## TASK BRIEF
Pull out every line containing the string "transición".

● ● ● ● ●

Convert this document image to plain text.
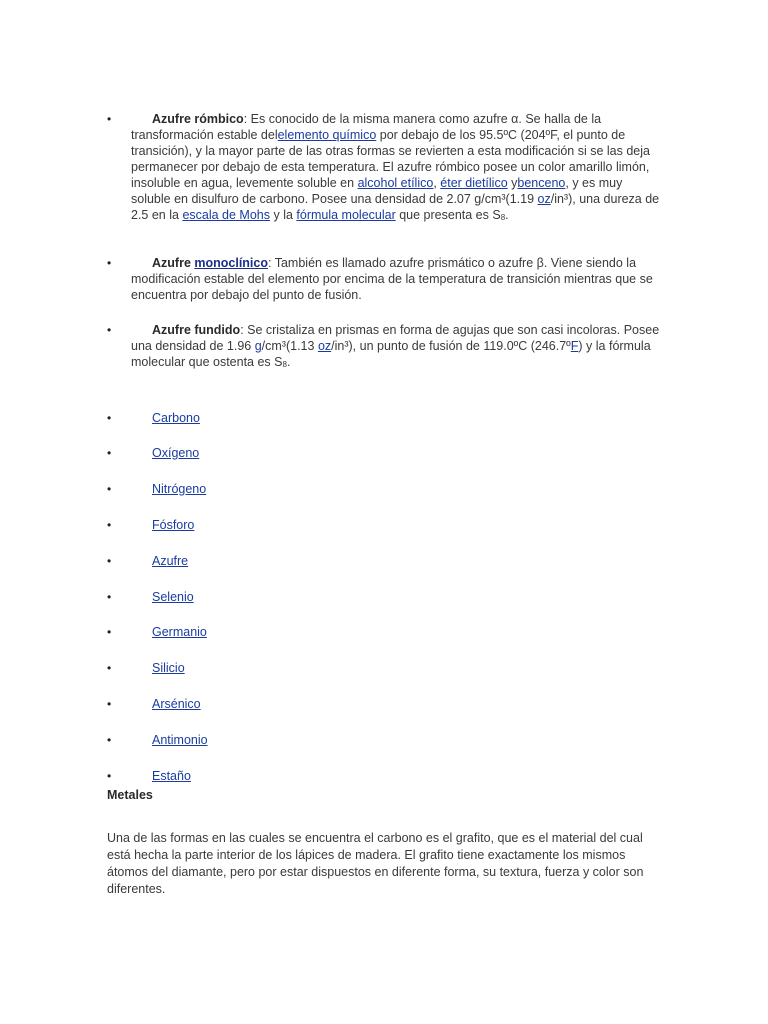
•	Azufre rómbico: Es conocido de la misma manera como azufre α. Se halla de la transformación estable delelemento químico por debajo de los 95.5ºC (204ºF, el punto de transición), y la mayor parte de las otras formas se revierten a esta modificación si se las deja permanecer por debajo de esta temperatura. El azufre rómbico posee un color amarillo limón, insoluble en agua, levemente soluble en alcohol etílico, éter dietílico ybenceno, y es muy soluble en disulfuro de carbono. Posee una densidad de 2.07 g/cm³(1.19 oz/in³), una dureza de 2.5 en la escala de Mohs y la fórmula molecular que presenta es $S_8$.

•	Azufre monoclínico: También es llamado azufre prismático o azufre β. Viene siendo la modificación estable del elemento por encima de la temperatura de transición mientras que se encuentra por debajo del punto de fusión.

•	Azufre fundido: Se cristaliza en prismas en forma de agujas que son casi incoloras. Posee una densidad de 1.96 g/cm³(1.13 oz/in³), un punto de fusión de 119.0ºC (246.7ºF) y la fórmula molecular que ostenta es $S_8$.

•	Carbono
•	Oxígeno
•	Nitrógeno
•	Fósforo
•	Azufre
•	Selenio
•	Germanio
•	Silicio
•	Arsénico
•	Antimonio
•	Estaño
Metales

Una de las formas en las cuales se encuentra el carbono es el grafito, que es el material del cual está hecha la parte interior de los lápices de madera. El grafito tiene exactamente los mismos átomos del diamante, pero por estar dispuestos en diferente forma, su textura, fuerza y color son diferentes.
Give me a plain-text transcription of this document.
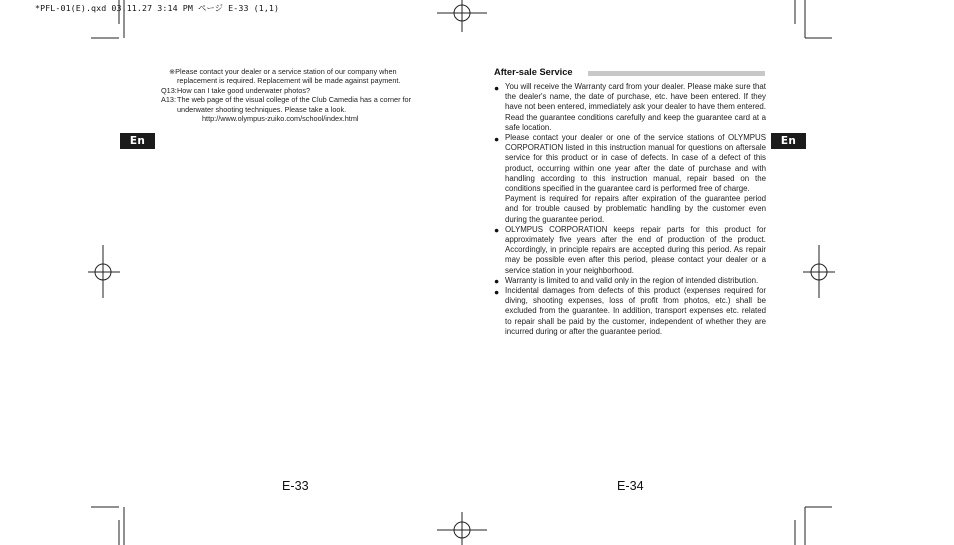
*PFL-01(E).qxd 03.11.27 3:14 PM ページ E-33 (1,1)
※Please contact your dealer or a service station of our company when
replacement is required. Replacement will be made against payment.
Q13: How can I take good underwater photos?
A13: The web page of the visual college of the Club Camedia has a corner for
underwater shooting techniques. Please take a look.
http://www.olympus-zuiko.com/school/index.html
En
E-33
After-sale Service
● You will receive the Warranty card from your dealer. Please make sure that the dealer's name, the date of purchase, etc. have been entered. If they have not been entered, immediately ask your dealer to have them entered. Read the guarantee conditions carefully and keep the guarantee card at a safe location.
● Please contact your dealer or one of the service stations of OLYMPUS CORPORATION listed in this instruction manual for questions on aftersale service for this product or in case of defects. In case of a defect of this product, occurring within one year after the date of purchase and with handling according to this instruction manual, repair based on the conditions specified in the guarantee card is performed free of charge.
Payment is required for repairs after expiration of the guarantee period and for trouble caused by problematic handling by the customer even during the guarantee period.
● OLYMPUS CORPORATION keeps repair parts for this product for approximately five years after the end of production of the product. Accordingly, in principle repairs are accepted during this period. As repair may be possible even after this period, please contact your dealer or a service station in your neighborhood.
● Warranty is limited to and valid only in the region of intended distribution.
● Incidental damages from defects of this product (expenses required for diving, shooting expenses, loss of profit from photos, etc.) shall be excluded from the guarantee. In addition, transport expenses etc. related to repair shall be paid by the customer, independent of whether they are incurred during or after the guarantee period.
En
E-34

● ● ● ● ●

## TASK SOLUTION
•	Azufre rómbico: Es conocido de la misma manera como azufre α. Se halla de la transformación estable delelemento químico por debajo de los 95.5ºC (204ºF, el punto de transición), y la mayor parte de las otras formas se revierten a esta modificación si se las deja permanecer por debajo de esta temperatura. El azufre rómbico posee un color amarillo limón, insoluble en agua, levemente soluble en alcohol etílico, éter dietílico ybenceno, y es muy soluble en disulfuro de carbono. Posee una densidad de 2.07 g/cm³(1.19 oz/in³), una dureza de 2.5 en la escala de Mohs y la fórmula molecular que presenta es $S_8$.
•	Azufre monoclínico: También es llamado azufre prismático o azufre β. Viene siendo la modificación estable del elemento por encima de la temperatura de transición mientras que se encuentra por debajo del punto de fusión.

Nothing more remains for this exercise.